[Dataset]
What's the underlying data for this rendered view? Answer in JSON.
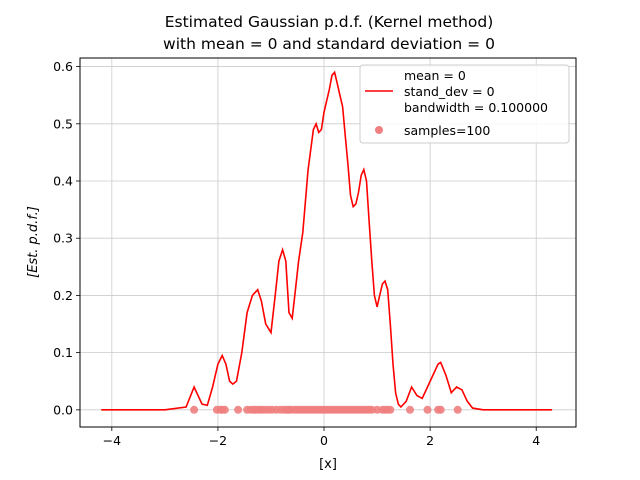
{
  "chart_data": {
    "type": "line",
    "title_line1": "Estimated Gaussian p.d.f. (Kernel method)",
    "title_line2": "with mean = 0 and standard deviation = 0",
    "xlabel": "[x]",
    "ylabel": "[Est. p.d.f.]",
    "xlim": [
      -4.6,
      4.75
    ],
    "ylim": [
      -0.03,
      0.615
    ],
    "x_ticks": [
      -4,
      -2,
      0,
      2,
      4
    ],
    "x_tick_labels": [
      "−4",
      "−2",
      "0",
      "2",
      "4"
    ],
    "y_ticks": [
      0.0,
      0.1,
      0.2,
      0.3,
      0.4,
      0.5,
      0.6
    ],
    "y_tick_labels": [
      "0.0",
      "0.1",
      "0.2",
      "0.3",
      "0.4",
      "0.5",
      "0.6"
    ],
    "grid": true,
    "legend_position": "upper-right",
    "legend": {
      "line_label_1": "mean = 0",
      "line_label_2": "stand_dev = 0",
      "line_label_3": "bandwidth = 0.100000",
      "scatter_label": "samples=100"
    },
    "colors": {
      "line": "#ff0000",
      "samples": "#f08080",
      "grid": "#cccccc"
    },
    "series": [
      {
        "type": "line",
        "x": [
          -4.2,
          -3.0,
          -2.6,
          -2.45,
          -2.3,
          -2.2,
          -2.1,
          -2.0,
          -1.92,
          -1.85,
          -1.78,
          -1.72,
          -1.65,
          -1.55,
          -1.45,
          -1.35,
          -1.25,
          -1.18,
          -1.1,
          -1.0,
          -0.92,
          -0.85,
          -0.78,
          -0.72,
          -0.66,
          -0.6,
          -0.55,
          -0.48,
          -0.4,
          -0.3,
          -0.2,
          -0.15,
          -0.1,
          -0.05,
          0.0,
          0.1,
          0.15,
          0.2,
          0.25,
          0.3,
          0.35,
          0.4,
          0.45,
          0.5,
          0.55,
          0.6,
          0.65,
          0.7,
          0.75,
          0.8,
          0.85,
          0.9,
          0.95,
          1.0,
          1.05,
          1.1,
          1.15,
          1.2,
          1.25,
          1.3,
          1.35,
          1.4,
          1.45,
          1.55,
          1.65,
          1.75,
          1.85,
          1.95,
          2.05,
          2.15,
          2.2,
          2.3,
          2.4,
          2.5,
          2.6,
          2.7,
          2.8,
          3.0,
          4.3
        ],
        "y": [
          0.0,
          0.0,
          0.005,
          0.04,
          0.01,
          0.008,
          0.04,
          0.08,
          0.095,
          0.08,
          0.05,
          0.045,
          0.05,
          0.1,
          0.17,
          0.2,
          0.21,
          0.19,
          0.15,
          0.135,
          0.2,
          0.26,
          0.28,
          0.26,
          0.17,
          0.16,
          0.2,
          0.26,
          0.31,
          0.42,
          0.49,
          0.5,
          0.485,
          0.49,
          0.52,
          0.56,
          0.585,
          0.59,
          0.57,
          0.55,
          0.53,
          0.48,
          0.43,
          0.375,
          0.355,
          0.36,
          0.38,
          0.41,
          0.42,
          0.4,
          0.33,
          0.26,
          0.2,
          0.18,
          0.2,
          0.22,
          0.225,
          0.21,
          0.15,
          0.08,
          0.03,
          0.01,
          0.005,
          0.015,
          0.04,
          0.025,
          0.02,
          0.04,
          0.06,
          0.08,
          0.083,
          0.06,
          0.03,
          0.04,
          0.035,
          0.015,
          0.003,
          0.0,
          0.0
        ]
      },
      {
        "type": "scatter",
        "name": "samples=100",
        "x": [
          -2.45,
          -2.02,
          -1.95,
          -1.92,
          -1.87,
          -1.62,
          -1.45,
          -1.38,
          -1.32,
          -1.28,
          -1.22,
          -1.18,
          -1.12,
          -1.05,
          -0.98,
          -0.9,
          -0.82,
          -0.75,
          -0.7,
          -0.66,
          -0.62,
          -0.55,
          -0.5,
          -0.45,
          -0.4,
          -0.35,
          -0.3,
          -0.25,
          -0.2,
          -0.15,
          -0.1,
          -0.05,
          0.0,
          0.05,
          0.1,
          0.15,
          0.2,
          0.25,
          0.3,
          0.35,
          0.4,
          0.45,
          0.5,
          0.55,
          0.6,
          0.65,
          0.7,
          0.75,
          0.8,
          0.85,
          0.9,
          1.0,
          1.1,
          1.15,
          1.2,
          1.25,
          1.62,
          1.95,
          2.15,
          2.2,
          2.52
        ],
        "y": [
          0,
          0,
          0,
          0,
          0,
          0,
          0,
          0,
          0,
          0,
          0,
          0,
          0,
          0,
          0,
          0,
          0,
          0,
          0,
          0,
          0,
          0,
          0,
          0,
          0,
          0,
          0,
          0,
          0,
          0,
          0,
          0,
          0,
          0,
          0,
          0,
          0,
          0,
          0,
          0,
          0,
          0,
          0,
          0,
          0,
          0,
          0,
          0,
          0,
          0,
          0,
          0,
          0,
          0,
          0,
          0,
          0,
          0,
          0,
          0,
          0
        ]
      }
    ]
  }
}
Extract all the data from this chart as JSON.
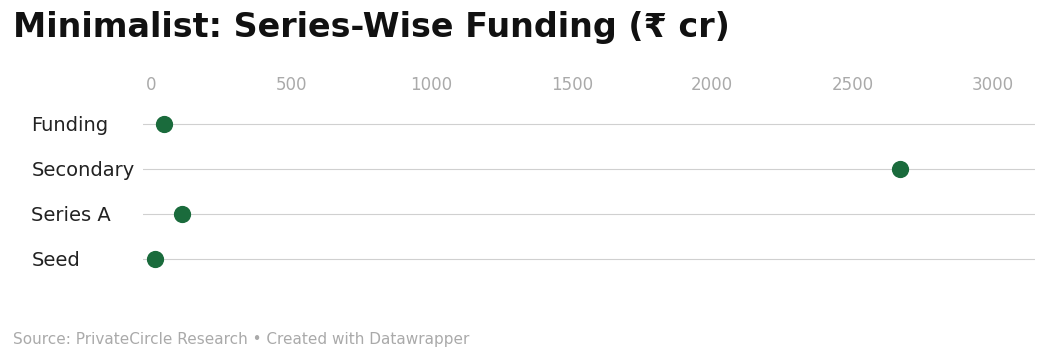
{
  "title": "Minimalist: Series-Wise Funding (₹ cr)",
  "categories": [
    "Funding",
    "Secondary",
    "Series A",
    "Seed"
  ],
  "values": [
    45,
    2670,
    110.017,
    14.3
  ],
  "dot_color": "#1a6b3c",
  "dot_size": 130,
  "xlim": [
    -30,
    3150
  ],
  "xticks": [
    0,
    500,
    1000,
    1500,
    2000,
    2500,
    3000
  ],
  "background_color": "#ffffff",
  "grid_color": "#d0d0d0",
  "axis_label_color": "#aaaaaa",
  "title_fontsize": 24,
  "tick_fontsize": 12,
  "category_fontsize": 14,
  "source_text": "Source: PrivateCircle Research • Created with Datawrapper",
  "source_fontsize": 11,
  "source_color": "#aaaaaa",
  "category_color": "#222222"
}
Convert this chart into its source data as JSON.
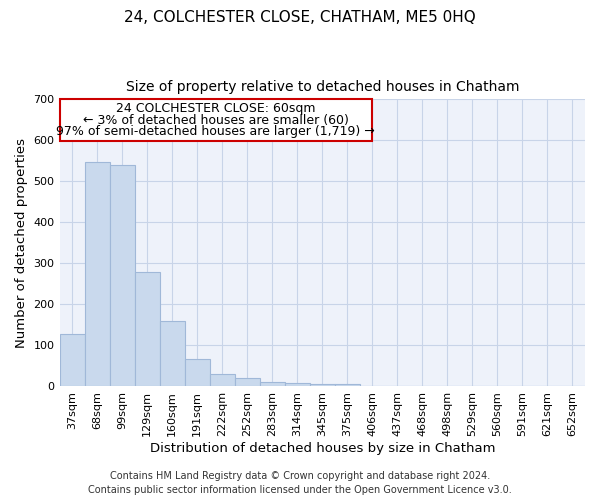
{
  "title": "24, COLCHESTER CLOSE, CHATHAM, ME5 0HQ",
  "subtitle": "Size of property relative to detached houses in Chatham",
  "xlabel": "Distribution of detached houses by size in Chatham",
  "ylabel": "Number of detached properties",
  "categories": [
    "37sqm",
    "68sqm",
    "99sqm",
    "129sqm",
    "160sqm",
    "191sqm",
    "222sqm",
    "252sqm",
    "283sqm",
    "314sqm",
    "345sqm",
    "375sqm",
    "406sqm",
    "437sqm",
    "468sqm",
    "498sqm",
    "529sqm",
    "560sqm",
    "591sqm",
    "621sqm",
    "652sqm"
  ],
  "values": [
    128,
    548,
    540,
    280,
    160,
    68,
    30,
    20,
    10,
    8,
    7,
    5,
    0,
    0,
    0,
    0,
    0,
    0,
    0,
    0,
    0
  ],
  "bar_color": "#c9d9ed",
  "bar_edge_color": "#a0b8d8",
  "annotation_line1": "24 COLCHESTER CLOSE: 60sqm",
  "annotation_line2": "← 3% of detached houses are smaller (60)",
  "annotation_line3": "97% of semi-detached houses are larger (1,719) →",
  "annotation_box_color": "#ffffff",
  "annotation_box_edge_color": "#cc0000",
  "footer_line1": "Contains HM Land Registry data © Crown copyright and database right 2024.",
  "footer_line2": "Contains public sector information licensed under the Open Government Licence v3.0.",
  "background_color": "#ffffff",
  "plot_bg_color": "#eef2fa",
  "grid_color": "#c8d4e8",
  "ylim": [
    0,
    700
  ],
  "yticks": [
    0,
    100,
    200,
    300,
    400,
    500,
    600,
    700
  ],
  "title_fontsize": 11,
  "subtitle_fontsize": 10,
  "axis_label_fontsize": 9.5,
  "tick_fontsize": 8,
  "annotation_fontsize": 9,
  "footer_fontsize": 7
}
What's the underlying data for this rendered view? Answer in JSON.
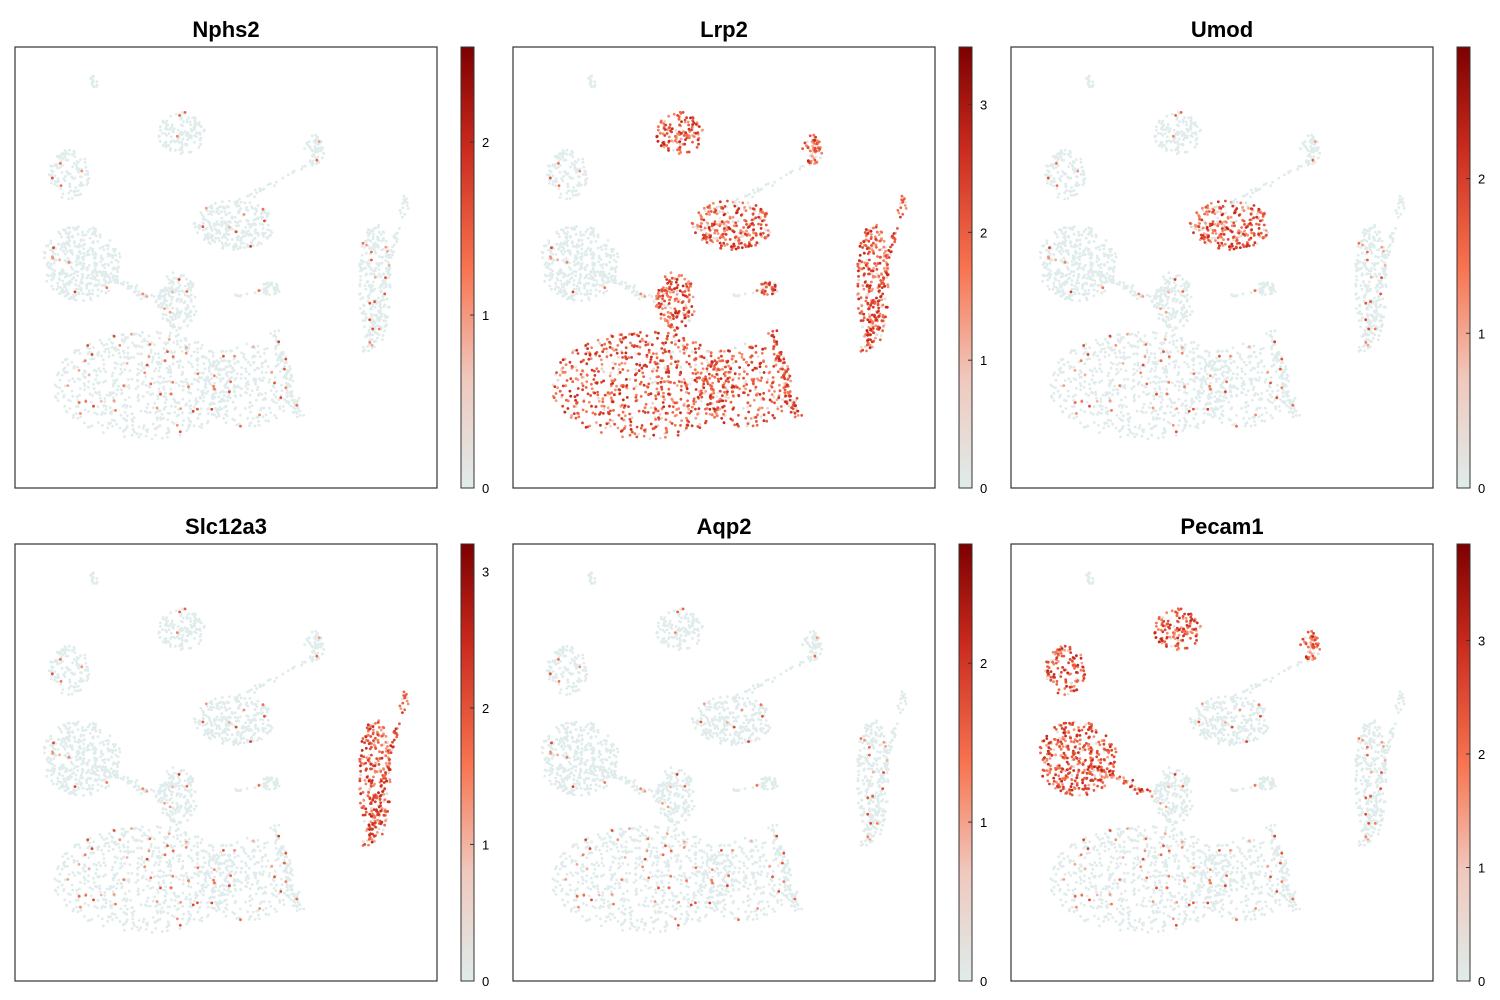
{
  "figure": {
    "colormap": {
      "low": "#dfeceb",
      "mid1": "#f4b4a4",
      "mid2": "#f8734f",
      "high": "#7d0000"
    }
  },
  "chart_data": [
    {
      "type": "scatter",
      "title": "Nphs2",
      "cbar_range": [
        0,
        2.55
      ],
      "cbar_ticks": [
        0,
        1,
        2
      ],
      "hotspot": "none"
    },
    {
      "type": "scatter",
      "title": "Lrp2",
      "cbar_range": [
        0,
        3.45
      ],
      "cbar_ticks": [
        0,
        1,
        2,
        3
      ],
      "hotspot": "proximal"
    },
    {
      "type": "scatter",
      "title": "Umod",
      "cbar_range": [
        0,
        2.85
      ],
      "cbar_ticks": [
        0,
        1,
        2
      ],
      "hotspot": "loop"
    },
    {
      "type": "scatter",
      "title": "Slc12a3",
      "cbar_range": [
        0,
        3.2
      ],
      "cbar_ticks": [
        0,
        1,
        2,
        3
      ],
      "hotspot": "distal"
    },
    {
      "type": "scatter",
      "title": "Aqp2",
      "cbar_range": [
        0,
        2.75
      ],
      "cbar_ticks": [
        0,
        1,
        2
      ],
      "hotspot": "none"
    },
    {
      "type": "scatter",
      "title": "Pecam1",
      "cbar_range": [
        0,
        3.85
      ],
      "cbar_ticks": [
        0,
        1,
        2,
        3
      ],
      "hotspot": "endothelial"
    }
  ]
}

[Exercise objective] Using the records above, select and copy every line that has the word "hotspot".

[Output of the task]
      "hotspot": "none"
      "hotspot": "proximal"
      "hotspot": "loop"
      "hotspot": "distal"
      "hotspot": "none"
      "hotspot": "endothelial"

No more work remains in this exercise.